start GIVEN INFORMATION
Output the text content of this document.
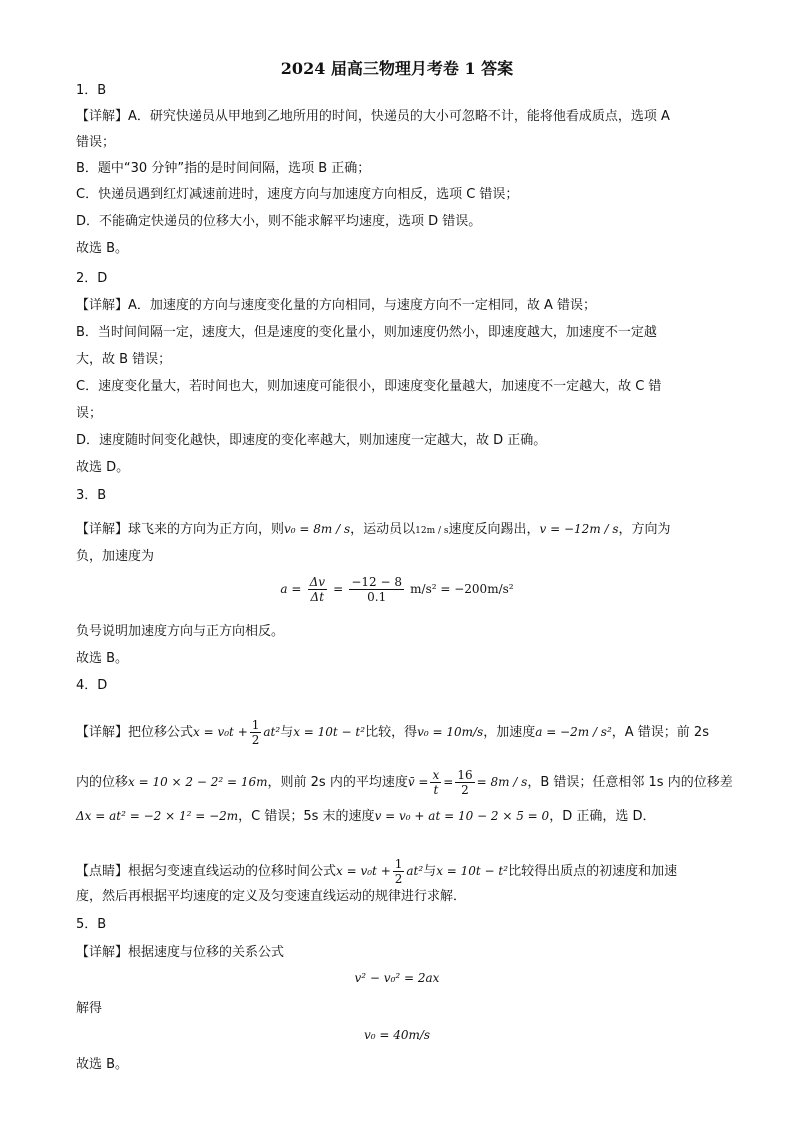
2024 届高三物理月考卷 1 答案
1．B
【详解】A．研究快递员从甲地到乙地所用的时间，快递员的大小可忽略不计，能将他看成质点，选项 A
错误；
B．题中“30 分钟”指的是时间间隔，选项 B 正确；
C．快递员遇到红灯减速前进时，速度方向与加速度方向相反，选项 C 错误；
D．不能确定快递员的位移大小，则不能求解平均速度，选项 D 错误。
故选 B。
2．D
【详解】A．加速度的方向与速度变化量的方向相同，与速度方向不一定相同，故 A 错误；
B．当时间间隔一定，速度大，但是速度的变化量小，则加速度仍然小，即速度越大，加速度不一定越
大，故 B 错误；
C．速度变化量大，若时间也大，则加速度可能很小，即速度变化量越大，加速度不一定越大，故 C 错
误；
D．速度随时间变化越快，即速度的变化率越大，则加速度一定越大，故 D 正确。
故选 D。
3．B
【详解】球飞来的方向为正方向，则v₀ = 8m / s，运动员以12m / s速度反向踢出，v = −12m / s，方向为
负，加速度为
$a = \frac{\Delta v}{\Delta t} = \frac{-12 - 8}{0.1} m/s^2 = -200m/s^2$
负号说明加速度方向与正方向相反。
故选 B。
4．D
【详解】把位移公式$x = v_0t + \frac{1}{2} at^2$与x = 10t − t²比较，得v₀ = 10m/s，加速度a = −2m / s²，A 错误；前 2s
内的位移x = 10 × 2 − 2² = 16m，则前 2s 内的平均速度v̄ = $\frac{x}{t} = \frac{16}{2} = 8m / s$，B 错误；任意相邻 1s 内的位移差
Δx = at² = −2 × 1² = −2m，C 错误；5s 末的速度v = v₀ + at = 10 − 2 × 5 = 0，D 正确，选 D．
【点睛】根据匀变速直线运动的位移时间公式$x = v_0t + \frac{1}{2} at^2$与x = 10t − t²比较得出质点的初速度和加速
度，然后再根据平均速度的定义及匀变速直线运动的规律进行求解．
5．B
【详解】根据速度与位移的关系公式
v² − v₀² = 2ax
解得
v₀ = 40m/s
故选 B。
end GIVEN INFORMATION
— WORK TO COMPLETE —
Reproduce each record from above exactly; pictures do not belong in the copy.

— ANSWER BELOW —
Output the text content of this document.
2024 届高三物理月考卷 1 答案
1．B
【详解】A．研究快递员从甲地到乙地所用的时间，快递员的大小可忽略不计，能将他看成质点，选项 A
错误；
B．题中“30 分钟”指的是时间间隔，选项 B 正确；
C．快递员遇到红灯减速前进时，速度方向与加速度方向相反，选项 C 错误；
D．不能确定快递员的位移大小，则不能求解平均速度，选项 D 错误。
故选 B。
2．D
【详解】A．加速度的方向与速度变化量的方向相同，与速度方向不一定相同，故 A 错误；
B．当时间间隔一定，速度大，但是速度的变化量小，则加速度仍然小，即速度越大，加速度不一定越
大，故 B 错误；
C．速度变化量大，若时间也大，则加速度可能很小，即速度变化量越大，加速度不一定越大，故 C 错
误；
D．速度随时间变化越快，即速度的变化率越大，则加速度一定越大，故 D 正确。
故选 D。
3．B
【详解】球飞来的方向为正方向，则v₀ = 8m / s，运动员以12m / s速度反向踢出，v = −12m / s，方向为
负，加速度为
$a = \frac{\Delta v}{\Delta t} = \frac{-12 - 8}{0.1} m/s^2 = -200m/s^2$
负号说明加速度方向与正方向相反。
故选 B。
4．D
【详解】把位移公式$x = v_0t + \frac{1}{2} at^2$与x = 10t − t²比较，得v₀ = 10m/s，加速度a = −2m / s²，A 错误；前 2s
内的位移x = 10 × 2 − 2² = 16m，则前 2s 内的平均速度v̄ = $\frac{x}{t} = \frac{16}{2} = 8m / s$，B 错误；任意相邻 1s 内的位移差
Δx = at² = −2 × 1² = −2m，C 错误；5s 末的速度v = v₀ + at = 10 − 2 × 5 = 0，D 正确，选 D．
【点睛】根据匀变速直线运动的位移时间公式$x = v_0t + \frac{1}{2} at^2$与x = 10t − t²比较得出质点的初速度和加速
度，然后再根据平均速度的定义及匀变速直线运动的规律进行求解．
5．B
【详解】根据速度与位移的关系公式
v² − v₀² = 2ax
解得
v₀ = 40m/s
故选 B。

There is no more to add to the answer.